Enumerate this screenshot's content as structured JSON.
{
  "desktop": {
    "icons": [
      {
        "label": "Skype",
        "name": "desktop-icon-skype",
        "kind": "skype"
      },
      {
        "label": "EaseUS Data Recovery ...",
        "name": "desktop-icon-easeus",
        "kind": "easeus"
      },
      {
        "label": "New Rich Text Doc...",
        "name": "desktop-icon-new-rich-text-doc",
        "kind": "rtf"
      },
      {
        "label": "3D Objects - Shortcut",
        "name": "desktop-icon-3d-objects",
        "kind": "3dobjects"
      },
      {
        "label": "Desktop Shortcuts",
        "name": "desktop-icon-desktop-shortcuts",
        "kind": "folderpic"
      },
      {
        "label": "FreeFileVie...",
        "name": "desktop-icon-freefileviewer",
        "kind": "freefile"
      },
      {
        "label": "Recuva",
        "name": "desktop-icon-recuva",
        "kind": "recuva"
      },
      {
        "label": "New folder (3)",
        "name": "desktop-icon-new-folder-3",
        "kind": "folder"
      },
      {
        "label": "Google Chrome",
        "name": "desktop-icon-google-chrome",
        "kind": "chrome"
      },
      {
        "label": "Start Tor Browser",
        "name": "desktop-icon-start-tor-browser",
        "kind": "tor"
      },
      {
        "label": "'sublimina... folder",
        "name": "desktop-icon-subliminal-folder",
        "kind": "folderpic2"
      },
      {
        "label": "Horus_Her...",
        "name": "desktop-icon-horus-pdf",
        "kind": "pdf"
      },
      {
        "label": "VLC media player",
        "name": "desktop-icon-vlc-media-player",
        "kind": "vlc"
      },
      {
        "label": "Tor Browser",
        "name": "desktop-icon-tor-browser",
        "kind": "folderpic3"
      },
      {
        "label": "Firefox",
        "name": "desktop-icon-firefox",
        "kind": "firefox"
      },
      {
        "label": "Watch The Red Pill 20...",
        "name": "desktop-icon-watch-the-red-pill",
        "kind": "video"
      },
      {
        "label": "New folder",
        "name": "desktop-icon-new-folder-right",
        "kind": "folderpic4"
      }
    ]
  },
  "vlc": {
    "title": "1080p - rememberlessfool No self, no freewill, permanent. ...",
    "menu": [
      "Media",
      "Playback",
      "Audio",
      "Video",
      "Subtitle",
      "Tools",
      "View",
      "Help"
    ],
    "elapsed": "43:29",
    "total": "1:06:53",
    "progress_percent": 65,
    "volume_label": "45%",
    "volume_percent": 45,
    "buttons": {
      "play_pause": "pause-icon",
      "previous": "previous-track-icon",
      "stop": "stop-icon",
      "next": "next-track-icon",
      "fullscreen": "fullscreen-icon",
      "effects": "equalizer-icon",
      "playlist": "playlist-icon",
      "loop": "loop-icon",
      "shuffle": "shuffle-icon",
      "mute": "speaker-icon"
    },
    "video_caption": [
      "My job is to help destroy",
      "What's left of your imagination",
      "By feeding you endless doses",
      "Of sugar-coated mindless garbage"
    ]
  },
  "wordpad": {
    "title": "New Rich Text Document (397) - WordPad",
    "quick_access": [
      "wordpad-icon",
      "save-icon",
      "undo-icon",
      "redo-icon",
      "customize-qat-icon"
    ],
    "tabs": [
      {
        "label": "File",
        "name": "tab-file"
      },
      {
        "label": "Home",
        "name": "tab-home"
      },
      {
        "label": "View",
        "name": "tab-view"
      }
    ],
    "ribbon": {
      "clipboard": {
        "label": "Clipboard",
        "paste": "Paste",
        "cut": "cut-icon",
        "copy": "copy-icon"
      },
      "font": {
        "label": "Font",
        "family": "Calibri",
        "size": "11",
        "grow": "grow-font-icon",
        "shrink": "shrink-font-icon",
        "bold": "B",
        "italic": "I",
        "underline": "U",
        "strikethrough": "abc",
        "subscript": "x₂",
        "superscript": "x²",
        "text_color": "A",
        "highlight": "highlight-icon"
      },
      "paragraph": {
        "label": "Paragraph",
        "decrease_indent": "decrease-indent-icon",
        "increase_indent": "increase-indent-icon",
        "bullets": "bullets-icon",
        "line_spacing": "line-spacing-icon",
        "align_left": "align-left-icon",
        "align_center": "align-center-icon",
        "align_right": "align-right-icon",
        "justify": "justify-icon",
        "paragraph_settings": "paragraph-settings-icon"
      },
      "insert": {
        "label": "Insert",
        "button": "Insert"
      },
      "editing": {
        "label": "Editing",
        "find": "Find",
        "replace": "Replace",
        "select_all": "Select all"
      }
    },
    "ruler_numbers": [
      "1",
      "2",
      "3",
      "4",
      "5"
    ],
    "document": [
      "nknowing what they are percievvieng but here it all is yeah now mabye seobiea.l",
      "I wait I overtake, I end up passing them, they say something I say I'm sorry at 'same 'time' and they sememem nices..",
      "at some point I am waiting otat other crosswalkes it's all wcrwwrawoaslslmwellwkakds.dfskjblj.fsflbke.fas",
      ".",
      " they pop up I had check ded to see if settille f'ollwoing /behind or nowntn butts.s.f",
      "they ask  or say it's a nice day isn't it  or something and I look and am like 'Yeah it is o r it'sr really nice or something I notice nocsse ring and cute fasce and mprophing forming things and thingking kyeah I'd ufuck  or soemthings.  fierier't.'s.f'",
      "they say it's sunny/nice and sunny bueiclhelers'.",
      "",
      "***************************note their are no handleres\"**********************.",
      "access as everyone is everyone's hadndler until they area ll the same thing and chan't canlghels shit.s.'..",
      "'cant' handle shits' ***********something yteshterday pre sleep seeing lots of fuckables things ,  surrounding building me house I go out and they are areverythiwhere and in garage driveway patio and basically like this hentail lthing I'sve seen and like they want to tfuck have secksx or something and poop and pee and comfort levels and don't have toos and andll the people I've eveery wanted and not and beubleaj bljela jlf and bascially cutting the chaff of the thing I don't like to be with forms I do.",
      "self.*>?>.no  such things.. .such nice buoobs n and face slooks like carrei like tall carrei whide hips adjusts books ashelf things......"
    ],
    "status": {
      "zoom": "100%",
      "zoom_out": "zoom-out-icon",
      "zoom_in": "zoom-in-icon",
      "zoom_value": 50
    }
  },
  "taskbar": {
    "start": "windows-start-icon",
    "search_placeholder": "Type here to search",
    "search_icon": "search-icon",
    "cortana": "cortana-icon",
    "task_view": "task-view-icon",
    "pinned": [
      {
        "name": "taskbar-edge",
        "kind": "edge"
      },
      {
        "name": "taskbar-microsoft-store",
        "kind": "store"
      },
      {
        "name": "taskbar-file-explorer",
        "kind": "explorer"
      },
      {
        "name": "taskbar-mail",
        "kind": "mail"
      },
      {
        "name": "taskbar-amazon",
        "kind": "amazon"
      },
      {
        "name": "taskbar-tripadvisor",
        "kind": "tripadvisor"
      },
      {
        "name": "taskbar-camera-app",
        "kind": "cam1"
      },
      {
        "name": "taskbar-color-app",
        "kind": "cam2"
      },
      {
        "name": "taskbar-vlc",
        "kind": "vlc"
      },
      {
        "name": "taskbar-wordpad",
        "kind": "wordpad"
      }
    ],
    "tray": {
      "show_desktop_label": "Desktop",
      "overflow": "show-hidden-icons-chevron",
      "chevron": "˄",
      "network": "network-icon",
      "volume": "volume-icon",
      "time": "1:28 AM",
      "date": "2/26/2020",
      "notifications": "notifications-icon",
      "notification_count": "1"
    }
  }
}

* DIRECTIONS FOR THIS TASK
Go through the records and gather the lines that hold "things".

* RESULT OF THE TASK
      "they ask  or say it's a nice day isn't it  or something and I look and am like 'Yeah it is o r it'sr really nice or something I notice nocsse ring and cute fasce and mprophing forming things and thingking kyeah I'd ufuck  or soemthings.  fierier't.'s.f'",
      "'cant' handle shits' ***********something yteshterday pre sleep seeing lots of fuckables things ,  surrounding building me house I go out and they are areverythiwhere and in garage driveway patio and basically like this hentail lthing I'sve seen and like they want to tfuck have secksx or something and poop and pee and comfort levels and don't have toos and andll the people I've eveery wanted and not and beubleaj bljela jlf and bascially cutting the chaff of the thing I don't like to be with forms I do.",
      "self.*>?>.no  such things.. .such nice buoobs n and face slooks like carrei like tall carrei whide hips adjusts books ashelf things......"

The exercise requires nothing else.